AIM —
Reproduce the listing exactly and skip over any pictures.
____ MATERIAL SUPPLIED
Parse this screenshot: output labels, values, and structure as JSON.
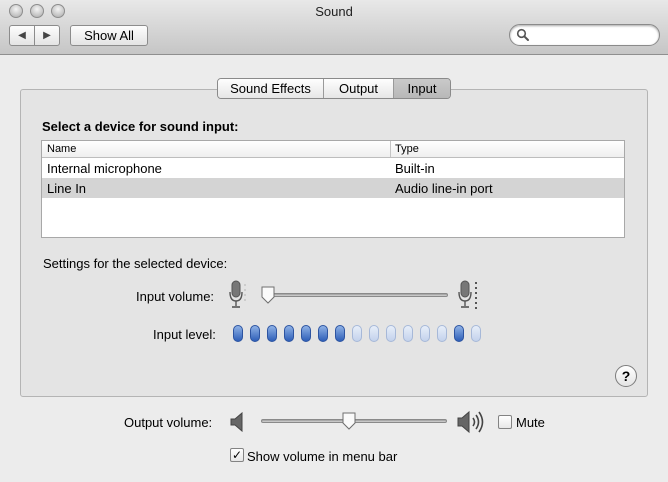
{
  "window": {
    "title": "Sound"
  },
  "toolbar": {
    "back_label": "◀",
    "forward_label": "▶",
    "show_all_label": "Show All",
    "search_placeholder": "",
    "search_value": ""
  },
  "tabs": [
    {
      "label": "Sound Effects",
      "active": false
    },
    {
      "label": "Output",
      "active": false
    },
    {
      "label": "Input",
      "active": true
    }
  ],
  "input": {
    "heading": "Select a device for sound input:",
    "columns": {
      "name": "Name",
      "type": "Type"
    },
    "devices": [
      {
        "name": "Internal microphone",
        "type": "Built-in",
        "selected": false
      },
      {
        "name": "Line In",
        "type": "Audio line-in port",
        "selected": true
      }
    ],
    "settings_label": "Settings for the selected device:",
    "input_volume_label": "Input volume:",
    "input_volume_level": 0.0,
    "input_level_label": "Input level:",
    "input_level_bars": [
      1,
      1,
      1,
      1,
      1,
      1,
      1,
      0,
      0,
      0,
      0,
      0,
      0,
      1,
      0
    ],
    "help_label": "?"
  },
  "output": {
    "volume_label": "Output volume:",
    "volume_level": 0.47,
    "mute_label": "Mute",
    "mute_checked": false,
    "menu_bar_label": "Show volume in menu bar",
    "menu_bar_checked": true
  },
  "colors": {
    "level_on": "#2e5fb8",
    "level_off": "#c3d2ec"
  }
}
________
EXERCISE OUTPUT —
Parse this screenshot: output labels, values, and structure as JSON.
{
  "window": {
    "title": "Sound"
  },
  "toolbar": {
    "back_label": "◀",
    "forward_label": "▶",
    "show_all_label": "Show All",
    "search_placeholder": "",
    "search_value": ""
  },
  "tabs": [
    {
      "label": "Sound Effects",
      "active": false
    },
    {
      "label": "Output",
      "active": false
    },
    {
      "label": "Input",
      "active": true
    }
  ],
  "input": {
    "heading": "Select a device for sound input:",
    "columns": {
      "name": "Name",
      "type": "Type"
    },
    "devices": [
      {
        "name": "Internal microphone",
        "type": "Built-in",
        "selected": false
      },
      {
        "name": "Line In",
        "type": "Audio line-in port",
        "selected": true
      }
    ],
    "settings_label": "Settings for the selected device:",
    "input_volume_label": "Input volume:",
    "input_volume_level": 0.0,
    "input_level_label": "Input level:",
    "input_level_bars": [
      1,
      1,
      1,
      1,
      1,
      1,
      1,
      0,
      0,
      0,
      0,
      0,
      0,
      1,
      0
    ],
    "help_label": "?"
  },
  "output": {
    "volume_label": "Output volume:",
    "volume_level": 0.47,
    "mute_label": "Mute",
    "mute_checked": false,
    "menu_bar_label": "Show volume in menu bar",
    "menu_bar_checked": true
  },
  "colors": {
    "level_on": "#2e5fb8",
    "level_off": "#c3d2ec"
  }
}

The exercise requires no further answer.